> _Task prompt_
Copy the listing below exactly, line for line.

(Element location data)
********************
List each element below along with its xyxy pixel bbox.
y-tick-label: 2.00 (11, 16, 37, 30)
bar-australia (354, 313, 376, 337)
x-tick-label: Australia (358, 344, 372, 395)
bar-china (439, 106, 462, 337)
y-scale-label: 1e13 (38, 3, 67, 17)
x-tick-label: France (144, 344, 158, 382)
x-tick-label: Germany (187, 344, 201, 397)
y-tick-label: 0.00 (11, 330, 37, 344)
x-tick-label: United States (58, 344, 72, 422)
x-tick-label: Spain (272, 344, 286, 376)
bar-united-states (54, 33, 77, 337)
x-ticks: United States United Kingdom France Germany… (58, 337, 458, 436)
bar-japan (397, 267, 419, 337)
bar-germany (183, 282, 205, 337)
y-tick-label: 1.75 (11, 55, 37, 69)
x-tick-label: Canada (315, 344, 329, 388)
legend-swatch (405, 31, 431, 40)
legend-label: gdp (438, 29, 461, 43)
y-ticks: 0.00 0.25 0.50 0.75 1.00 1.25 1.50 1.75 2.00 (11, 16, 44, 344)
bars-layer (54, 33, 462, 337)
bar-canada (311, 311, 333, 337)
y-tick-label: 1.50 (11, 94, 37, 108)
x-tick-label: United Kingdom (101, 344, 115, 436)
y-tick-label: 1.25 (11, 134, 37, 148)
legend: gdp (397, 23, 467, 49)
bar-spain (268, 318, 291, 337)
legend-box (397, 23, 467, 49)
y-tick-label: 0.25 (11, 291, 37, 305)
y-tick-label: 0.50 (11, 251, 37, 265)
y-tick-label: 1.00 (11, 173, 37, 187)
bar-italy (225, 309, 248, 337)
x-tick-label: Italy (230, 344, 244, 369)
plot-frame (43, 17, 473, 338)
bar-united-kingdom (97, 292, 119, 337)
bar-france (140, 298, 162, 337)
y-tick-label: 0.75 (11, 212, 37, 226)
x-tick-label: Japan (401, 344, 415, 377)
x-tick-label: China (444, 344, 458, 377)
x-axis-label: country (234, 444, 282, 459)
********************
> _Solved exercise_
List each element below along with its xyxy pixel bbox.
y-tick-label: 2.00 (11, 16, 37, 30)
bar-australia (354, 313, 376, 337)
x-tick-label: Australia (358, 344, 372, 395)
bar-china (439, 106, 462, 337)
y-scale-label: 1e13 (38, 3, 67, 17)
x-tick-label: France (144, 344, 158, 382)
x-tick-label: Germany (187, 344, 201, 397)
y-tick-label: 0.00 (11, 330, 37, 344)
x-tick-label: United States (58, 344, 72, 422)
x-tick-label: Spain (272, 344, 286, 376)
bar-united-states (54, 33, 77, 337)
x-ticks: United States United Kingdom France Germany… (58, 337, 458, 436)
bar-japan (397, 267, 419, 337)
bar-germany (183, 282, 205, 337)
y-tick-label: 1.75 (11, 55, 37, 69)
x-tick-label: Canada (315, 344, 329, 388)
legend-swatch (405, 31, 431, 40)
legend-label: gdp (438, 29, 461, 43)
y-ticks: 0.00 0.25 0.50 0.75 1.00 1.25 1.50 1.75 2.00 (11, 16, 44, 344)
bars-layer (54, 33, 462, 337)
bar-canada (311, 311, 333, 337)
y-tick-label: 1.50 (11, 94, 37, 108)
x-tick-label: United Kingdom (101, 344, 115, 436)
y-tick-label: 1.25 (11, 134, 37, 148)
legend: gdp (397, 23, 467, 49)
bar-spain (268, 318, 291, 337)
legend-box (397, 23, 467, 49)
y-tick-label: 0.25 (11, 291, 37, 305)
y-tick-label: 0.50 (11, 251, 37, 265)
y-tick-label: 1.00 (11, 173, 37, 187)
bar-italy (225, 309, 248, 337)
x-tick-label: Italy (230, 344, 244, 369)
plot-frame (43, 17, 473, 338)
bar-united-kingdom (97, 292, 119, 337)
bar-france (140, 298, 162, 337)
y-tick-label: 0.75 (11, 212, 37, 226)
x-tick-label: Japan (401, 344, 415, 377)
x-tick-label: China (444, 344, 458, 377)
x-axis-label: country (234, 444, 282, 459)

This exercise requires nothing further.